- **Task requirements**
Examine the records and identify each line that includes the string "kreieren". Copy those lines.

Lines of data:
★ ★ ★ ★ ★
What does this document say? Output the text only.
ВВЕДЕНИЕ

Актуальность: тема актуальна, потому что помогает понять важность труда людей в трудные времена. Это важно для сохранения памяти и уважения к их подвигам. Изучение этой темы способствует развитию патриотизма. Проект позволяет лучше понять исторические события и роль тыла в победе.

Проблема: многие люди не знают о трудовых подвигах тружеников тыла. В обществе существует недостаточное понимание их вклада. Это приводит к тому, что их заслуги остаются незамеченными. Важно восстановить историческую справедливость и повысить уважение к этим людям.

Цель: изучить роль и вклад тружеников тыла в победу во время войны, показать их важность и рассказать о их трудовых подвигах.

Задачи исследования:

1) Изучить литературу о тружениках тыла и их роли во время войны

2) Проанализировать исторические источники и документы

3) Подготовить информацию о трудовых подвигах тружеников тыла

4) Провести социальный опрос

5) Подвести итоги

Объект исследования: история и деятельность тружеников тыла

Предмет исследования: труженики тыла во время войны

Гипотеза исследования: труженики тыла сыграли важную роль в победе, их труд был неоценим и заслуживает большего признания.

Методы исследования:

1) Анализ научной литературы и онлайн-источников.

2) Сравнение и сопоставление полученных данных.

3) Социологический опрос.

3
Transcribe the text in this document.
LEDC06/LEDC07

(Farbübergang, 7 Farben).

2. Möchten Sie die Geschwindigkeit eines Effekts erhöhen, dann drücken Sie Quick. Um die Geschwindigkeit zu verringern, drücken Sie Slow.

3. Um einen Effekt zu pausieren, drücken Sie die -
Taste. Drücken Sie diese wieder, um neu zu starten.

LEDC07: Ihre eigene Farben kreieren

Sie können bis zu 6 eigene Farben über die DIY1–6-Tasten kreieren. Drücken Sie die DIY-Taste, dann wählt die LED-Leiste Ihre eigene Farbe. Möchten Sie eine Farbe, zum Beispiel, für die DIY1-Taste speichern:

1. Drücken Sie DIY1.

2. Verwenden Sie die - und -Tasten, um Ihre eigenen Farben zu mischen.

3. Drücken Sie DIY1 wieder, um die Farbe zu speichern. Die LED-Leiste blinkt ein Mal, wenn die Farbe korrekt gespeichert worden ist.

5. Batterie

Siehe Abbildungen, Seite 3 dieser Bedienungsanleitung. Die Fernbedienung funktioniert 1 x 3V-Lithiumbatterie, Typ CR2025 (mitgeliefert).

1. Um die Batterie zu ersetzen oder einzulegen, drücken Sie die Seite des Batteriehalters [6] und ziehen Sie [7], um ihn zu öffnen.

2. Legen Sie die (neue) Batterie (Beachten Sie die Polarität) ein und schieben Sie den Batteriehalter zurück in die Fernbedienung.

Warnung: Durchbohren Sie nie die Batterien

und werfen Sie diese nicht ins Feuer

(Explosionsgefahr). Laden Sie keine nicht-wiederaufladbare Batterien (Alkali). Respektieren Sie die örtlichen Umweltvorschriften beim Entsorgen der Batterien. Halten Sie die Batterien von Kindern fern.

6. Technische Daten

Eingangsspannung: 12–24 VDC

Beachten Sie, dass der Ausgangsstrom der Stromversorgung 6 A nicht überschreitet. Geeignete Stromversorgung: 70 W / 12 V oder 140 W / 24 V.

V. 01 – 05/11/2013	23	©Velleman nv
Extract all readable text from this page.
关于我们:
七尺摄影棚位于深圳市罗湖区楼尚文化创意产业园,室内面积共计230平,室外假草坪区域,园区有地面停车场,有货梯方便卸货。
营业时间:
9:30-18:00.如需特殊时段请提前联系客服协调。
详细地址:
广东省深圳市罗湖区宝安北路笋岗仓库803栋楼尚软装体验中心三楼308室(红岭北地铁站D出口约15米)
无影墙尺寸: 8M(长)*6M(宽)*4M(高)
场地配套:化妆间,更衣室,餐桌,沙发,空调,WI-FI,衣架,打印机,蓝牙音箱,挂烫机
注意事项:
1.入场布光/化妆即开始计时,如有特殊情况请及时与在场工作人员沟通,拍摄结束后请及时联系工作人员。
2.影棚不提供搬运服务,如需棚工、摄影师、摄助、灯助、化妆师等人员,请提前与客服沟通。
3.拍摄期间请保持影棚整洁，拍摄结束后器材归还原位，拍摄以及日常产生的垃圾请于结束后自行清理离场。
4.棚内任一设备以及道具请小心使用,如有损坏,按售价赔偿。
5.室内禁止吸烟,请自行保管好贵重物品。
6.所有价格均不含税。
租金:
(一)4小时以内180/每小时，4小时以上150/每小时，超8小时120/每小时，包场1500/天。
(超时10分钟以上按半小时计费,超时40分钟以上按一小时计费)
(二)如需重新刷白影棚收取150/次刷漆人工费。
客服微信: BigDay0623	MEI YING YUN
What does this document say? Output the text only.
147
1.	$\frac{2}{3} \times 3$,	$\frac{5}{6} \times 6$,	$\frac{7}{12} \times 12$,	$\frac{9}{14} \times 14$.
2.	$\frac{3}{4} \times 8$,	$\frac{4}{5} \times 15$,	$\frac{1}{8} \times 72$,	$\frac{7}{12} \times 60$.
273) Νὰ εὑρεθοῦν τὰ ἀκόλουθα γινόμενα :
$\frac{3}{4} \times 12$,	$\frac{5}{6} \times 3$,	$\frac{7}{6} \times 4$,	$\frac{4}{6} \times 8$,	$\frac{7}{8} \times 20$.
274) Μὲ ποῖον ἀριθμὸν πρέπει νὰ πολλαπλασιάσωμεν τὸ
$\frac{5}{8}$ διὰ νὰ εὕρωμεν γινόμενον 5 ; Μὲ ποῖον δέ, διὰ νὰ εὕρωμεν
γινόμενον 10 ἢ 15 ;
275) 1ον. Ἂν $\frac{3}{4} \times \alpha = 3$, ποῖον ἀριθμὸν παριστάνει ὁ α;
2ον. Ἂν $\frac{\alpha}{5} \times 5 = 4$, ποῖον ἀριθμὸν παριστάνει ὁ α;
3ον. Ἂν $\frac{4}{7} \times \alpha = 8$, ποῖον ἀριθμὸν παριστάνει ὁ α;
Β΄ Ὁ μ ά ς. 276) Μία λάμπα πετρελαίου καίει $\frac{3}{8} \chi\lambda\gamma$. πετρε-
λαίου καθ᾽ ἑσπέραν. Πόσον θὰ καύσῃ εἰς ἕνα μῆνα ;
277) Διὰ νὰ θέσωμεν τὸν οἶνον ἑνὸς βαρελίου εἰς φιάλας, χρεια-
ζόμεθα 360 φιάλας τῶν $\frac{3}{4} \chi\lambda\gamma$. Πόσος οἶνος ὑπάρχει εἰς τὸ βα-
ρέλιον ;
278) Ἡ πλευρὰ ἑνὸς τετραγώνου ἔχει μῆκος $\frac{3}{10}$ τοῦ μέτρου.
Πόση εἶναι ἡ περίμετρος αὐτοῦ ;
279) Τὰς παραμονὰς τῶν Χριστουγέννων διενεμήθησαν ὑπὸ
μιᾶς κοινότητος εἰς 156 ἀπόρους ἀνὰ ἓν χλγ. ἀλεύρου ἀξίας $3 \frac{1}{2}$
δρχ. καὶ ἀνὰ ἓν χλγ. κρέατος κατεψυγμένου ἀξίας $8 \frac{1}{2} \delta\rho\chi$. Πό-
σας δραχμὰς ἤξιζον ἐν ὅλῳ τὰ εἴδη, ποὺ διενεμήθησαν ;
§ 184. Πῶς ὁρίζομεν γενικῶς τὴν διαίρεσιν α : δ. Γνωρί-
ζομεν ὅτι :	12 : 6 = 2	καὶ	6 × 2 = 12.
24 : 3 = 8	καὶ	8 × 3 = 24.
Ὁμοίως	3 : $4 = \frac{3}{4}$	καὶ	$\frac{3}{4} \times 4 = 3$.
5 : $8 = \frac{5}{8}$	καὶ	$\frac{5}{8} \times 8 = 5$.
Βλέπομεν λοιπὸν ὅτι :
★ ★ ★ ★ ★
- **Task output**
LEDC07: Ihre eigene Farben kreieren
Sie können bis zu 6 eigene Farben über die DIY1–6-Tasten kreieren. Drücken Sie die DIY-Taste, dann wählt die LED-Leiste Ihre eigene Farbe. Möchten Sie eine Farbe, zum Beispiel, für die DIY1-Taste speichern:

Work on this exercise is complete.